● TASK TO COMPLETE
Could you repeat the records below exactly, leaving out any pictures?

● DATASET EXTRACT
+-------+

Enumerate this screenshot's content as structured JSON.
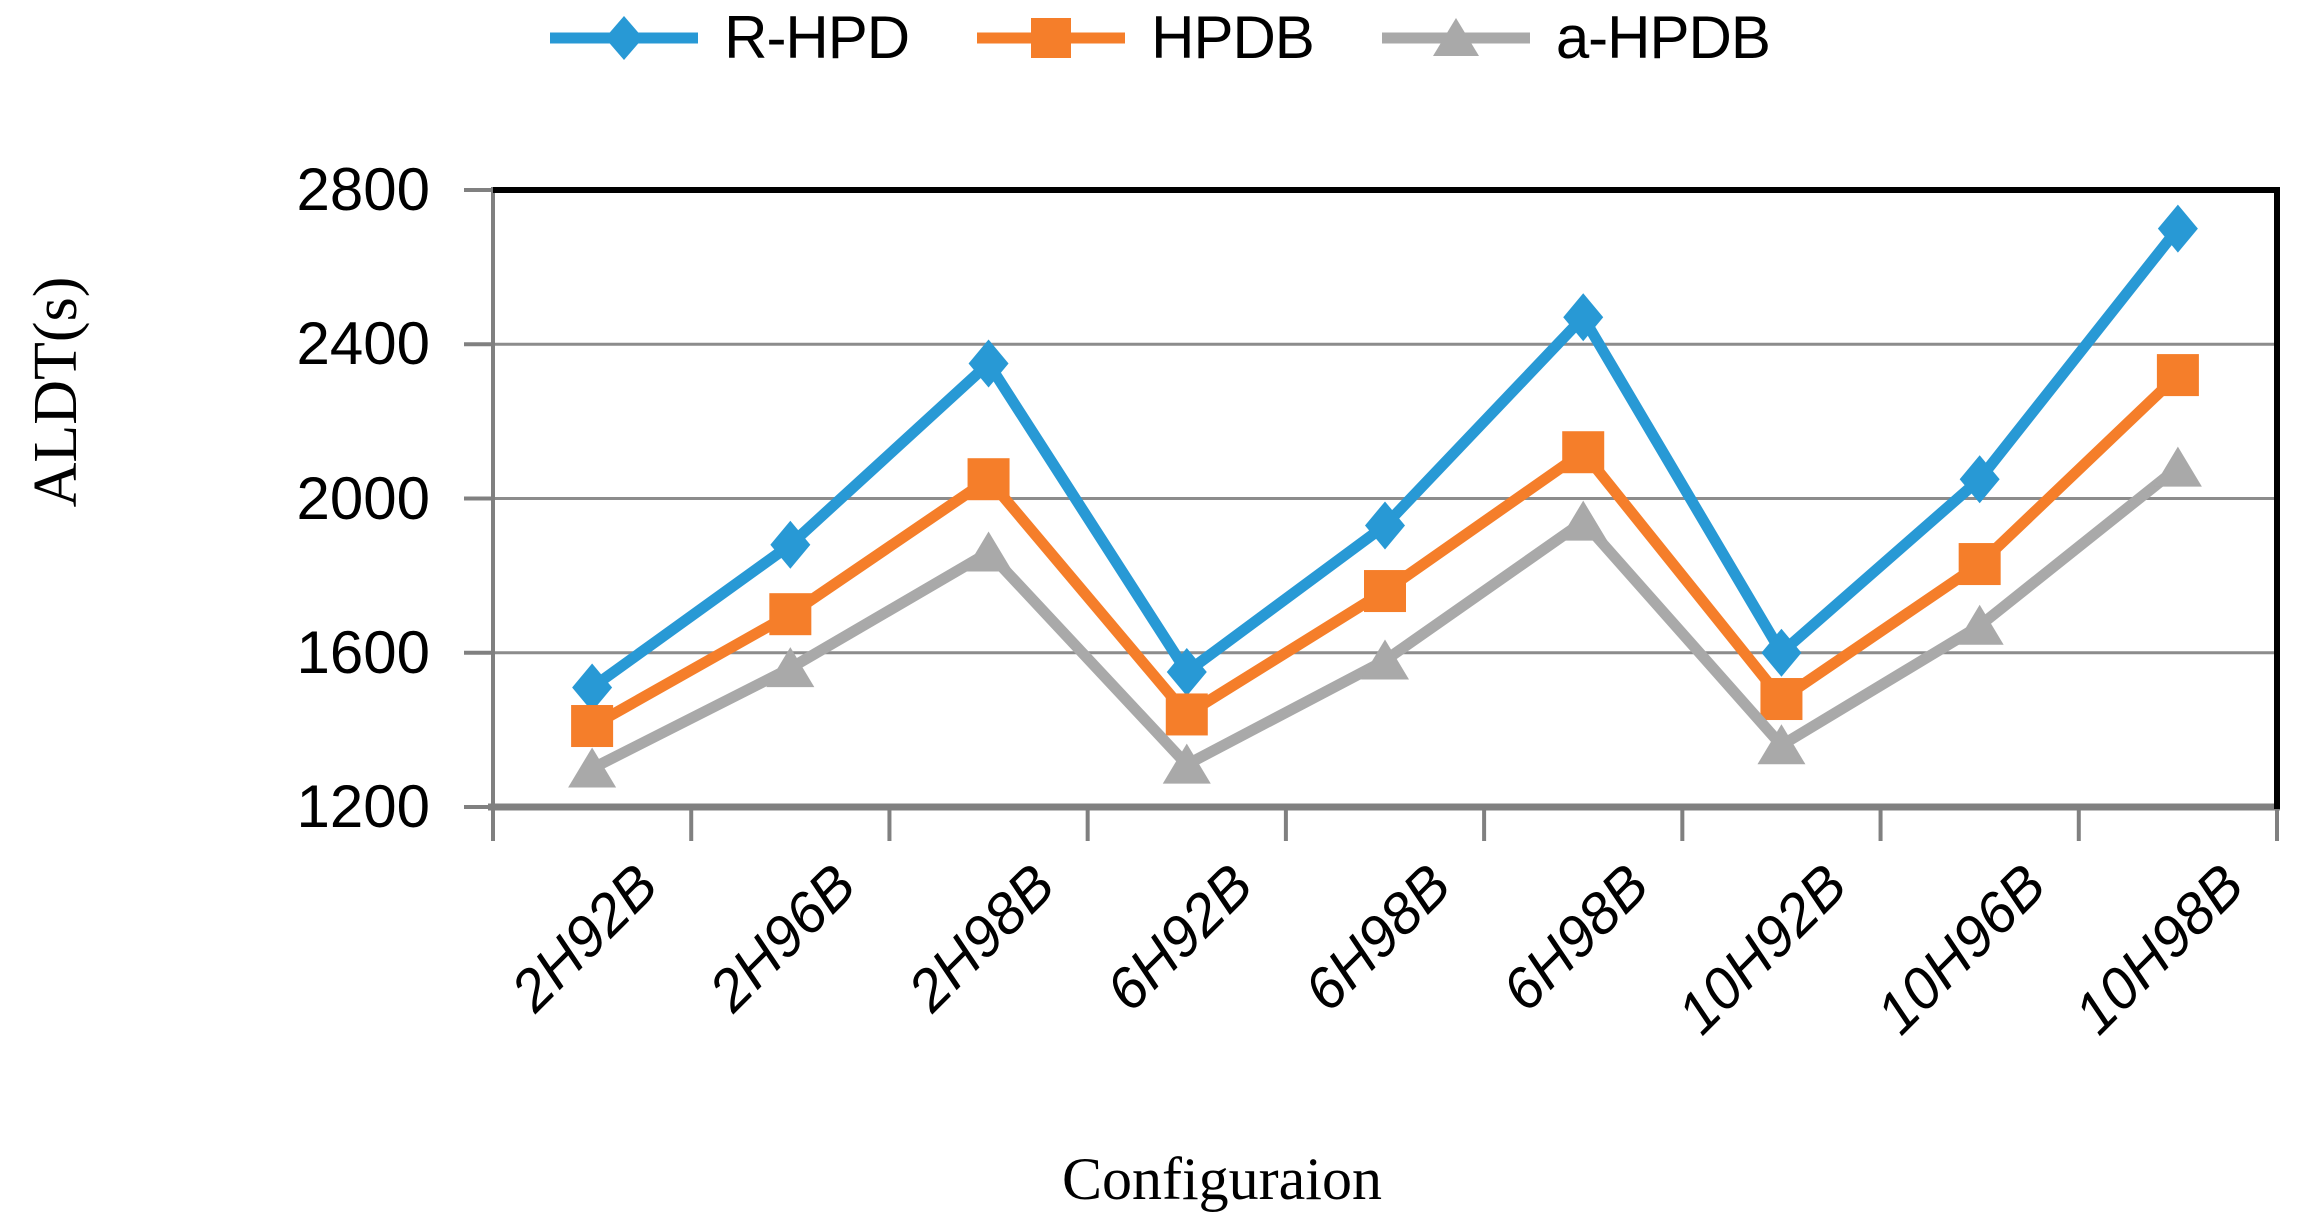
{
  "chart_data": {
    "type": "line",
    "title": "",
    "xlabel": "Configuraion",
    "ylabel": "ALDT(s)",
    "categories": [
      "2H92B",
      "2H96B",
      "2H98B",
      "6H92B",
      "6H98B",
      "6H98B",
      "10H92B",
      "10H96B",
      "10H98B"
    ],
    "series": [
      {
        "name": "R-HPD",
        "marker": "diamond",
        "color": "#2899D5",
        "values": [
          1510,
          1880,
          2350,
          1550,
          1930,
          2470,
          1600,
          2050,
          2700
        ]
      },
      {
        "name": "HPDB",
        "marker": "square",
        "color": "#F57E2A",
        "values": [
          1410,
          1700,
          2050,
          1440,
          1760,
          2120,
          1480,
          1830,
          2320
        ]
      },
      {
        "name": "a-HPDB",
        "marker": "triangle",
        "color": "#A9A9A9",
        "values": [
          1300,
          1560,
          1860,
          1310,
          1580,
          1940,
          1360,
          1670,
          2080
        ]
      }
    ],
    "ylim": [
      1200,
      2800
    ],
    "yticks": [
      1200,
      1600,
      2000,
      2400,
      2800
    ],
    "ytick_labels": [
      "1200",
      "1600",
      "2000",
      "2400",
      "2800"
    ],
    "grid": "horizontal",
    "legend_position": "top-center"
  },
  "colors": {
    "background": "#FFFFFF",
    "gridline": "#8C8C8C",
    "axis": "#808080",
    "plot_border": "#000000",
    "tick_text": "#000000"
  }
}
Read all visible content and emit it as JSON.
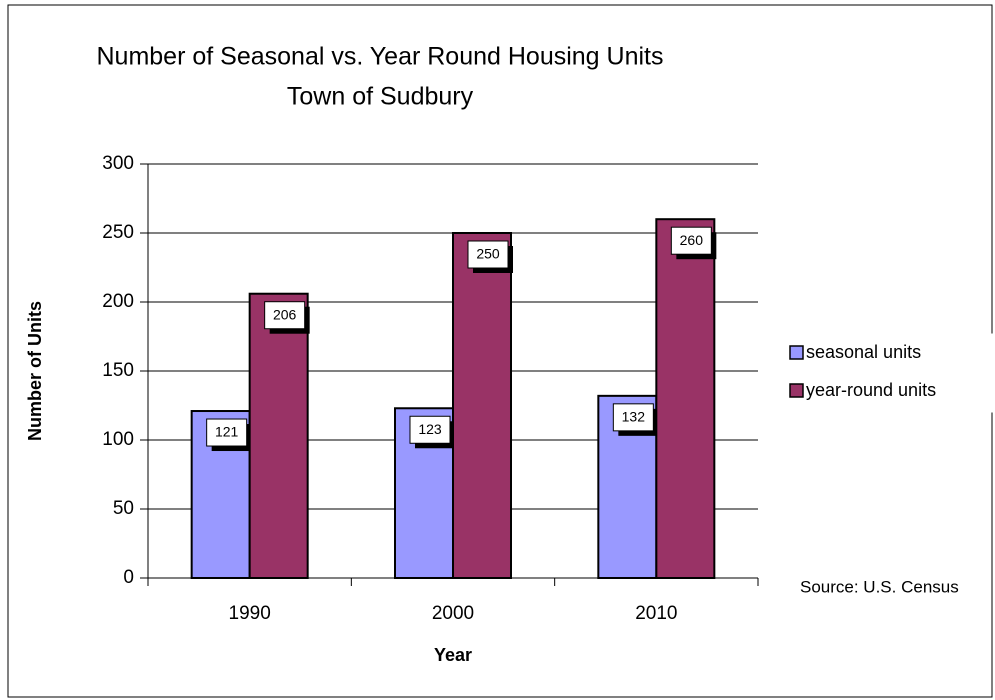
{
  "chart_data": {
    "type": "bar",
    "title": "Number of Seasonal vs. Year Round Housing Units",
    "subtitle": "Town of Sudbury",
    "x_label": "Year",
    "y_label": "Number of  Units",
    "source": "Source: U.S. Census",
    "categories": [
      "1990",
      "2000",
      "2010"
    ],
    "series": [
      {
        "name": "seasonal units",
        "color": "#9999ff",
        "values": [
          121,
          123,
          132
        ]
      },
      {
        "name": "year-round units",
        "color": "#993366",
        "values": [
          206,
          250,
          260
        ]
      }
    ],
    "ylim": [
      0,
      300
    ],
    "yticks": [
      0,
      50,
      100,
      150,
      200,
      250,
      300
    ],
    "grid": true,
    "legend": "right"
  }
}
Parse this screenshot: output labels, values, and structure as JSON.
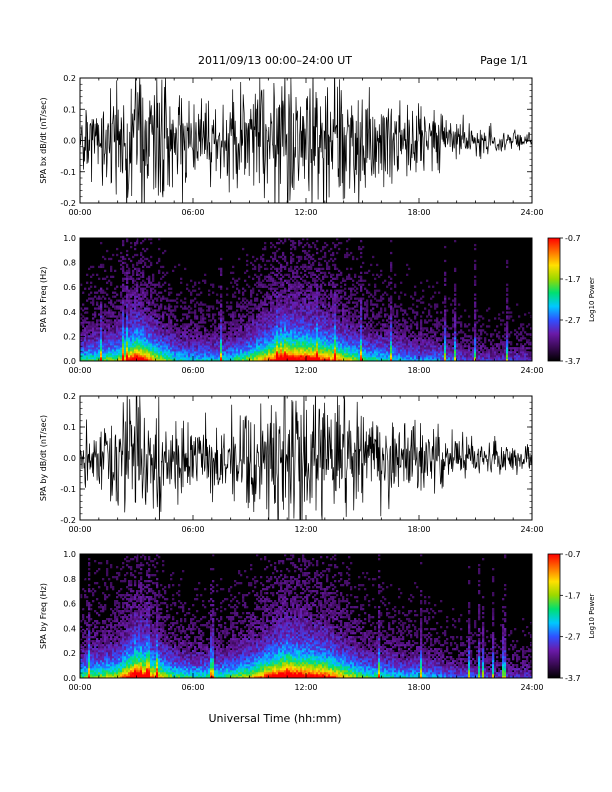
{
  "header": {
    "title": "2011/09/13  00:00–24:00 UT",
    "page": "Page 1/1"
  },
  "footer": {
    "xlabel": "Universal Time (hh:mm)"
  },
  "colors": {
    "waveform": "#000000",
    "spectrogram_background": "#000000",
    "colormap": [
      "#000000",
      "#3a0a55",
      "#6a1aa8",
      "#3050ff",
      "#00c8ff",
      "#00e070",
      "#9ad800",
      "#ffe000",
      "#ff7000",
      "#ff0000"
    ]
  },
  "chart_data": [
    {
      "type": "line",
      "ylabel": "SPA bx dB/dt (nT/sec)",
      "xlim": [
        0,
        24
      ],
      "ylim": [
        -0.2,
        0.2
      ],
      "xticks": [
        "00:00",
        "06:00",
        "12:00",
        "18:00",
        "24:00"
      ],
      "yticks": [
        "-0.2",
        "-0.1",
        "0.0",
        "0.1",
        "0.2"
      ],
      "envelope": {
        "x_hours": [
          0,
          1,
          2,
          3,
          4,
          5,
          6,
          7,
          8,
          9,
          10,
          11,
          12,
          13,
          14,
          15,
          16,
          17,
          18,
          19,
          20,
          21,
          22,
          23,
          24
        ],
        "amplitude": [
          0.12,
          0.13,
          0.16,
          0.22,
          0.21,
          0.15,
          0.12,
          0.11,
          0.12,
          0.14,
          0.2,
          0.22,
          0.22,
          0.2,
          0.17,
          0.15,
          0.13,
          0.11,
          0.1,
          0.09,
          0.06,
          0.05,
          0.045,
          0.04,
          0.035
        ]
      }
    },
    {
      "type": "heatmap",
      "ylabel": "SPA bx Freq (Hz)",
      "xlim": [
        0,
        24
      ],
      "ylim": [
        0.0,
        1.0
      ],
      "xticks": [
        "00:00",
        "06:00",
        "12:00",
        "18:00",
        "24:00"
      ],
      "yticks": [
        "0.0",
        "0.2",
        "0.4",
        "0.6",
        "0.8",
        "1.0"
      ],
      "colorbar": {
        "label": "Log10 Power",
        "range": [
          -3.7,
          -0.7
        ],
        "ticks": [
          "-0.7",
          "-1.7",
          "-2.7",
          "-3.7"
        ]
      },
      "activity": {
        "x_hours": [
          0,
          1,
          2,
          3,
          4,
          5,
          6,
          7,
          8,
          9,
          10,
          11,
          12,
          13,
          14,
          15,
          16,
          17,
          18,
          19,
          20,
          21,
          22,
          23,
          24
        ],
        "level": [
          0.4,
          0.45,
          0.5,
          0.9,
          0.6,
          0.4,
          0.35,
          0.35,
          0.4,
          0.5,
          0.7,
          0.9,
          0.85,
          0.75,
          0.6,
          0.45,
          0.4,
          0.35,
          0.3,
          0.3,
          0.25,
          0.2,
          0.2,
          0.2,
          0.2
        ]
      }
    },
    {
      "type": "line",
      "ylabel": "SPA by dB/dt (nT/sec)",
      "xlim": [
        0,
        24
      ],
      "ylim": [
        -0.2,
        0.2
      ],
      "xticks": [
        "00:00",
        "06:00",
        "12:00",
        "18:00",
        "24:00"
      ],
      "yticks": [
        "-0.2",
        "-0.1",
        "0.0",
        "0.1",
        "0.2"
      ],
      "envelope": {
        "x_hours": [
          0,
          1,
          2,
          3,
          4,
          5,
          6,
          7,
          8,
          9,
          10,
          11,
          12,
          13,
          14,
          15,
          16,
          17,
          18,
          19,
          20,
          21,
          22,
          23,
          24
        ],
        "amplitude": [
          0.08,
          0.09,
          0.15,
          0.22,
          0.2,
          0.14,
          0.1,
          0.1,
          0.12,
          0.15,
          0.19,
          0.22,
          0.21,
          0.2,
          0.17,
          0.14,
          0.13,
          0.12,
          0.1,
          0.09,
          0.07,
          0.055,
          0.05,
          0.045,
          0.04
        ]
      }
    },
    {
      "type": "heatmap",
      "ylabel": "SPA by Freq (Hz)",
      "xlim": [
        0,
        24
      ],
      "ylim": [
        0.0,
        1.0
      ],
      "xticks": [
        "00:00",
        "06:00",
        "12:00",
        "18:00",
        "24:00"
      ],
      "yticks": [
        "0.0",
        "0.2",
        "0.4",
        "0.6",
        "0.8",
        "1.0"
      ],
      "colorbar": {
        "label": "Log10 Power",
        "range": [
          -3.7,
          -0.7
        ],
        "ticks": [
          "-0.7",
          "-1.7",
          "-2.7",
          "-3.7"
        ]
      },
      "activity": {
        "x_hours": [
          0,
          1,
          2,
          3,
          4,
          5,
          6,
          7,
          8,
          9,
          10,
          11,
          12,
          13,
          14,
          15,
          16,
          17,
          18,
          19,
          20,
          21,
          22,
          23,
          24
        ],
        "level": [
          0.45,
          0.5,
          0.55,
          0.95,
          0.65,
          0.45,
          0.4,
          0.4,
          0.45,
          0.55,
          0.75,
          0.95,
          0.85,
          0.8,
          0.6,
          0.45,
          0.4,
          0.35,
          0.35,
          0.3,
          0.25,
          0.25,
          0.2,
          0.2,
          0.2
        ]
      }
    }
  ]
}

+-------+

● SOLUTION TO THE PROBLEM
Enumerate this screenshot's content as structured JSON.
{
  "chart_data": {
    "type": "line",
    "title": "",
    "xlabel": "Configuraion",
    "ylabel": "ALDT(s)",
    "categories": [
      "2H92B",
      "2H96B",
      "2H98B",
      "6H92B",
      "6H98B",
      "6H98B",
      "10H92B",
      "10H96B",
      "10H98B"
    ],
    "series": [
      {
        "name": "R-HPD",
        "marker": "diamond",
        "color": "#2899D5",
        "values": [
          1510,
          1880,
          2350,
          1550,
          1930,
          2470,
          1600,
          2050,
          2700
        ]
      },
      {
        "name": "HPDB",
        "marker": "square",
        "color": "#F57E2A",
        "values": [
          1410,
          1700,
          2050,
          1440,
          1760,
          2120,
          1480,
          1830,
          2320
        ]
      },
      {
        "name": "a-HPDB",
        "marker": "triangle",
        "color": "#A9A9A9",
        "values": [
          1300,
          1560,
          1860,
          1310,
          1580,
          1940,
          1360,
          1670,
          2080
        ]
      }
    ],
    "ylim": [
      1200,
      2800
    ],
    "yticks": [
      1200,
      1600,
      2000,
      2400,
      2800
    ],
    "ytick_labels": [
      "1200",
      "1600",
      "2000",
      "2400",
      "2800"
    ],
    "grid": "horizontal",
    "legend_position": "top-center"
  },
  "colors": {
    "background": "#FFFFFF",
    "gridline": "#8C8C8C",
    "axis": "#808080",
    "plot_border": "#000000",
    "tick_text": "#000000"
  }
}
Read all visible content and emit it as JSON.
{
  "chart_data": {
    "type": "bar",
    "title": "Number of Seasonal vs. Year Round Housing Units",
    "subtitle": "Town of Sudbury",
    "x_label": "Year",
    "y_label": "Number of  Units",
    "source": "Source: U.S. Census",
    "categories": [
      "1990",
      "2000",
      "2010"
    ],
    "series": [
      {
        "name": "seasonal units",
        "color": "#9999ff",
        "values": [
          121,
          123,
          132
        ]
      },
      {
        "name": "year-round units",
        "color": "#993366",
        "values": [
          206,
          250,
          260
        ]
      }
    ],
    "ylim": [
      0,
      300
    ],
    "yticks": [
      0,
      50,
      100,
      150,
      200,
      250,
      300
    ],
    "grid": true,
    "legend": "right"
  }
}
Parse this screenshot: output labels, values, and structure as JSON.
{
  "header": {
    "title": "2011/09/13  00:00–24:00 UT",
    "page": "Page 1/1"
  },
  "footer": {
    "xlabel": "Universal Time (hh:mm)"
  },
  "colors": {
    "waveform": "#000000",
    "spectrogram_background": "#000000",
    "colormap": [
      "#000000",
      "#3a0a55",
      "#6a1aa8",
      "#3050ff",
      "#00c8ff",
      "#00e070",
      "#9ad800",
      "#ffe000",
      "#ff7000",
      "#ff0000"
    ]
  },
  "chart_data": [
    {
      "type": "line",
      "ylabel": "SPA bx dB/dt (nT/sec)",
      "xlim": [
        0,
        24
      ],
      "ylim": [
        -0.2,
        0.2
      ],
      "xticks": [
        "00:00",
        "06:00",
        "12:00",
        "18:00",
        "24:00"
      ],
      "yticks": [
        "-0.2",
        "-0.1",
        "0.0",
        "0.1",
        "0.2"
      ],
      "envelope": {
        "x_hours": [
          0,
          1,
          2,
          3,
          4,
          5,
          6,
          7,
          8,
          9,
          10,
          11,
          12,
          13,
          14,
          15,
          16,
          17,
          18,
          19,
          20,
          21,
          22,
          23,
          24
        ],
        "amplitude": [
          0.12,
          0.13,
          0.16,
          0.22,
          0.21,
          0.15,
          0.12,
          0.11,
          0.12,
          0.14,
          0.2,
          0.22,
          0.22,
          0.2,
          0.17,
          0.15,
          0.13,
          0.11,
          0.1,
          0.09,
          0.06,
          0.05,
          0.045,
          0.04,
          0.035
        ]
      }
    },
    {
      "type": "heatmap",
      "ylabel": "SPA bx Freq (Hz)",
      "xlim": [
        0,
        24
      ],
      "ylim": [
        0.0,
        1.0
      ],
      "xticks": [
        "00:00",
        "06:00",
        "12:00",
        "18:00",
        "24:00"
      ],
      "yticks": [
        "0.0",
        "0.2",
        "0.4",
        "0.6",
        "0.8",
        "1.0"
      ],
      "colorbar": {
        "label": "Log10 Power",
        "range": [
          -3.7,
          -0.7
        ],
        "ticks": [
          "-0.7",
          "-1.7",
          "-2.7",
          "-3.7"
        ]
      },
      "activity": {
        "x_hours": [
          0,
          1,
          2,
          3,
          4,
          5,
          6,
          7,
          8,
          9,
          10,
          11,
          12,
          13,
          14,
          15,
          16,
          17,
          18,
          19,
          20,
          21,
          22,
          23,
          24
        ],
        "level": [
          0.4,
          0.45,
          0.5,
          0.9,
          0.6,
          0.4,
          0.35,
          0.35,
          0.4,
          0.5,
          0.7,
          0.9,
          0.85,
          0.75,
          0.6,
          0.45,
          0.4,
          0.35,
          0.3,
          0.3,
          0.25,
          0.2,
          0.2,
          0.2,
          0.2
        ]
      }
    },
    {
      "type": "line",
      "ylabel": "SPA by dB/dt (nT/sec)",
      "xlim": [
        0,
        24
      ],
      "ylim": [
        -0.2,
        0.2
      ],
      "xticks": [
        "00:00",
        "06:00",
        "12:00",
        "18:00",
        "24:00"
      ],
      "yticks": [
        "-0.2",
        "-0.1",
        "0.0",
        "0.1",
        "0.2"
      ],
      "envelope": {
        "x_hours": [
          0,
          1,
          2,
          3,
          4,
          5,
          6,
          7,
          8,
          9,
          10,
          11,
          12,
          13,
          14,
          15,
          16,
          17,
          18,
          19,
          20,
          21,
          22,
          23,
          24
        ],
        "amplitude": [
          0.08,
          0.09,
          0.15,
          0.22,
          0.2,
          0.14,
          0.1,
          0.1,
          0.12,
          0.15,
          0.19,
          0.22,
          0.21,
          0.2,
          0.17,
          0.14,
          0.13,
          0.12,
          0.1,
          0.09,
          0.07,
          0.055,
          0.05,
          0.045,
          0.04
        ]
      }
    },
    {
      "type": "heatmap",
      "ylabel": "SPA by Freq (Hz)",
      "xlim": [
        0,
        24
      ],
      "ylim": [
        0.0,
        1.0
      ],
      "xticks": [
        "00:00",
        "06:00",
        "12:00",
        "18:00",
        "24:00"
      ],
      "yticks": [
        "0.0",
        "0.2",
        "0.4",
        "0.6",
        "0.8",
        "1.0"
      ],
      "colorbar": {
        "label": "Log10 Power",
        "range": [
          -3.7,
          -0.7
        ],
        "ticks": [
          "-0.7",
          "-1.7",
          "-2.7",
          "-3.7"
        ]
      },
      "activity": {
        "x_hours": [
          0,
          1,
          2,
          3,
          4,
          5,
          6,
          7,
          8,
          9,
          10,
          11,
          12,
          13,
          14,
          15,
          16,
          17,
          18,
          19,
          20,
          21,
          22,
          23,
          24
        ],
        "level": [
          0.45,
          0.5,
          0.55,
          0.95,
          0.65,
          0.45,
          0.4,
          0.4,
          0.45,
          0.55,
          0.75,
          0.95,
          0.85,
          0.8,
          0.6,
          0.45,
          0.4,
          0.35,
          0.35,
          0.3,
          0.25,
          0.25,
          0.2,
          0.2,
          0.2
        ]
      }
    }
  ]
}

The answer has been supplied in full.